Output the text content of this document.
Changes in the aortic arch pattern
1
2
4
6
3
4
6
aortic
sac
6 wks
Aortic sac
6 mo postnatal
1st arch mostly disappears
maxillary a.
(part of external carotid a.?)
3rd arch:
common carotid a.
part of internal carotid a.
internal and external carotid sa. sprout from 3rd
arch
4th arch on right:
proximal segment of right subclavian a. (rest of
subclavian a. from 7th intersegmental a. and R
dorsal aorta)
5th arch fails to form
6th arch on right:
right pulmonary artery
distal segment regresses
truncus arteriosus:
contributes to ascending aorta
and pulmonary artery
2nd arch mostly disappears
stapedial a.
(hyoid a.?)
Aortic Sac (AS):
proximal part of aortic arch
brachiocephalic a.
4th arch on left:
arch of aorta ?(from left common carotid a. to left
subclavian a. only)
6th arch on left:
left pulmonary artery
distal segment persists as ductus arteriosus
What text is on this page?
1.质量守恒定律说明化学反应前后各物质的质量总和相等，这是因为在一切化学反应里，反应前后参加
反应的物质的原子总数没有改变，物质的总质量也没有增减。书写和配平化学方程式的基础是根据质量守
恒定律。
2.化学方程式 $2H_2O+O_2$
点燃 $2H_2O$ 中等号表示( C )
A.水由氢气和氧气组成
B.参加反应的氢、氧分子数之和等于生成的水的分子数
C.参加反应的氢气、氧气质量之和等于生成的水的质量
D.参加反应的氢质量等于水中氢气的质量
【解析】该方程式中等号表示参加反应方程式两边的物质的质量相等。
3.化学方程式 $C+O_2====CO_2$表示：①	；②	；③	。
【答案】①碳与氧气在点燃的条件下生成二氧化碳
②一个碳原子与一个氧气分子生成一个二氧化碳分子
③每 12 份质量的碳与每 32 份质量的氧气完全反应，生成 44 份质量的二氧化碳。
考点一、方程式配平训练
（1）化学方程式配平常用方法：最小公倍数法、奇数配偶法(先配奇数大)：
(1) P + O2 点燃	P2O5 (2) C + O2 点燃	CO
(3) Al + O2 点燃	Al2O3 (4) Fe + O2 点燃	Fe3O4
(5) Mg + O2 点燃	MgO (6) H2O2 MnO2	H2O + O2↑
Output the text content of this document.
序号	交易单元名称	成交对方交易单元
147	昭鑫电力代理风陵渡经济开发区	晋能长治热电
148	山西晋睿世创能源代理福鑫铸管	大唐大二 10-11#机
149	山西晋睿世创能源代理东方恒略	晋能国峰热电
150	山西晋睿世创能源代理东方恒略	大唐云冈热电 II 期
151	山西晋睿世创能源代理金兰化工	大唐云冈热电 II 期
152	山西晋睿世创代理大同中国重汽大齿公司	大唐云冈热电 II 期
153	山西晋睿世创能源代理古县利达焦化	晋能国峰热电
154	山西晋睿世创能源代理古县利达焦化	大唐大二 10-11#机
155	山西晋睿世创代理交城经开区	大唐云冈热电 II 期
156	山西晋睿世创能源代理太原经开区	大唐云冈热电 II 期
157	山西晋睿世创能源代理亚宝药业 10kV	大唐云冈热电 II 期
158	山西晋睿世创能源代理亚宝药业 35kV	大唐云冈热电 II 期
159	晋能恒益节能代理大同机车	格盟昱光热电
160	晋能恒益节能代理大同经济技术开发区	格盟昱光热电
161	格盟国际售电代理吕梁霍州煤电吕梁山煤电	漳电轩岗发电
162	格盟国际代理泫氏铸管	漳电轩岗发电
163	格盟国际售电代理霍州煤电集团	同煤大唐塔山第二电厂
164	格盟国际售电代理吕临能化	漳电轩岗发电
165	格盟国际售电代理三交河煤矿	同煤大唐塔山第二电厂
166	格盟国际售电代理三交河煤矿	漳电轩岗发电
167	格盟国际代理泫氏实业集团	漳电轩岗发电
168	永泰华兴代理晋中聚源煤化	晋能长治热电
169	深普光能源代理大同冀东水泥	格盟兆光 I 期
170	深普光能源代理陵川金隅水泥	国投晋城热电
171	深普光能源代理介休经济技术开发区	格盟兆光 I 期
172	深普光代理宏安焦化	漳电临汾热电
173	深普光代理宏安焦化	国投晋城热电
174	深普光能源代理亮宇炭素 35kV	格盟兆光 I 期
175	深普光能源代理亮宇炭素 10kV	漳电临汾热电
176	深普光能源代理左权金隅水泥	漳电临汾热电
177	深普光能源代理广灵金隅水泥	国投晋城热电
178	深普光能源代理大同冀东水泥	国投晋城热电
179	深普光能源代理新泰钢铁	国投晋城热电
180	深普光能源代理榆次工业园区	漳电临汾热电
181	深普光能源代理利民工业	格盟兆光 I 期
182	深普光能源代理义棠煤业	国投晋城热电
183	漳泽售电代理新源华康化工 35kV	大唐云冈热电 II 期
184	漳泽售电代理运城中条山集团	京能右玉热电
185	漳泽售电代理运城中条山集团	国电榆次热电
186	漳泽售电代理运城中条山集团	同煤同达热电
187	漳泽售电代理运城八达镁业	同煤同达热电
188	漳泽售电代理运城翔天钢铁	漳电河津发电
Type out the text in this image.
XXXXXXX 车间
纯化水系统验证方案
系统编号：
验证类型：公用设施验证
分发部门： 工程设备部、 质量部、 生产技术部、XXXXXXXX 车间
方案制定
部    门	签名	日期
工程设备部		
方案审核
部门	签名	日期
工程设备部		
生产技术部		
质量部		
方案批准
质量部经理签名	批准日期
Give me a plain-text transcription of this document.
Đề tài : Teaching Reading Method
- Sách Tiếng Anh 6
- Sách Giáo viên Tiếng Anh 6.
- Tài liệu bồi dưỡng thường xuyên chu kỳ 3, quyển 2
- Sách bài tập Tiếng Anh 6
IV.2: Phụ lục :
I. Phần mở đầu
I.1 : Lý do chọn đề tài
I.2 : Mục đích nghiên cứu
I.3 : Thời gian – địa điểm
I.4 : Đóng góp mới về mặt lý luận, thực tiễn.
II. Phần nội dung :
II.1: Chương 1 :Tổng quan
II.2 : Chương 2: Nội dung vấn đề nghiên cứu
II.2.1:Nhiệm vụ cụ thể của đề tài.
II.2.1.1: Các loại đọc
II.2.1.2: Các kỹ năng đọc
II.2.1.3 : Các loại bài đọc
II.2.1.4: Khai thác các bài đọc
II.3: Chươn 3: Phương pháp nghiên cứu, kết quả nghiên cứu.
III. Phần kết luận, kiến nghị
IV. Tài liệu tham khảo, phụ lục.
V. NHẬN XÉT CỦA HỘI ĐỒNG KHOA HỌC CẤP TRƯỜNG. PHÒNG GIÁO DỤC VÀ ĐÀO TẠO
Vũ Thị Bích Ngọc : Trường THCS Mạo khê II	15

--- EXERCISE OBJECTIVE ---
Looking at the entries above, say how many lines contain the word "Tiếng". Only the number is wanted.

--- ANSWER IN FULL ---
3